Extrait à lire –
┌──
A chaque camarade, il a fallu expliquer qu’il ne se passe rien à Niamey, en tout cas à notre connaissance ; mais, comme chacun semblait sûr d’avoir la bonne information, le doute s’est installé aussi dans notre esprit. Comme dans les autres pays de la région (Mali, Burkina Faso, Guinée, Tchad), un coup d’état militaire est bien sûr possible au Niger aussi ; il peut s’y produire aussi, comme le souhaitent d’ailleurs vivement de nombreux citoyens, y compris d’éminents esprits éclairés, qui espèrent que d’une des casernes des alentours de Niamey sorte enfin le messie en treillis qui viendrait rendre au peuple sa dignité et au pays sa souveraineté.

En Afrique, c’est bien connu de tous, les moments de grandes crises ont toujours été propices à des tels accès de fièvre messianique ; et en ce qui concerne le Niger, il faut dire que ce n’est pas la première fois qu’une partie notoire de son élite a été gagnée par cette fièvre. Le 27 janvier 1996, à peine trois (3) ans après les premières élections démocratiques de l’histoire du pays, un coup d’état militaire, vivement souhaité par beaucoup, y compris dans certains cercles du pouvoir, est intervenu en plein jour ; mais, ceux qui l’ont salué ont été les premiers à déchanter, lorsque son auteur a décidé, avec le soutien de Paris, de dérouler un agenda dans lequel ils ne devraient tenir aucun des rôles prestigieux auxquels ils aspiraient.
└──
Relevés des zones de mise en page –
┌──
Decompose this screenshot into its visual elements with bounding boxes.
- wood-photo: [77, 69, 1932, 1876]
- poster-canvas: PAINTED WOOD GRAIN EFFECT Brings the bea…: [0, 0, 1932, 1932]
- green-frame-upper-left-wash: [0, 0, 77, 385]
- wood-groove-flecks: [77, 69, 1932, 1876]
└──
Objectifs –
1) D'après l'extrait sur le Niger, pourquoi ceux qui avaient salué le coup d'État du 27 janvier 1996 ont-ils été les premiers à déchanter ? Répondez en une à trois phrases.
2) Recopiez le passage de l'extrait sur le Niger qui va de « A chaque camarade, il » jusqu'à « pays sa souveraineté. » inclus.

Réponses par consigne –
1) Ils ont été les premiers à déchanter parce que l'auteur du coup d'État a décidé, avec le soutien de Paris, de suivre un programme dans lequel ils ne devaient tenir aucun des rôles prestigieux auxquels ils aspiraient.

2)
A chaque camarade, il a fallu expliquer qu’il ne se passe rien à Niamey, en tout cas à notre connaissance ; mais, comme chacun semblait sûr d’avoir la bonne information, le doute s’est installé aussi dans notre esprit. Comme dans les autres pays de la région (Mali, Burkina Faso, Guinée, Tchad), un coup d’état militaire est bien sûr possible au Niger aussi ; il peut s’y produire aussi, comme le souhaitent d’ailleurs vivement de nombreux citoyens, y compris d’éminents esprits éclairés, qui espèrent que d’une des casernes des alentours de Niamey sorte enfin le messie en treillis qui viendrait rendre au peuple sa dignité et au pays sa souveraineté.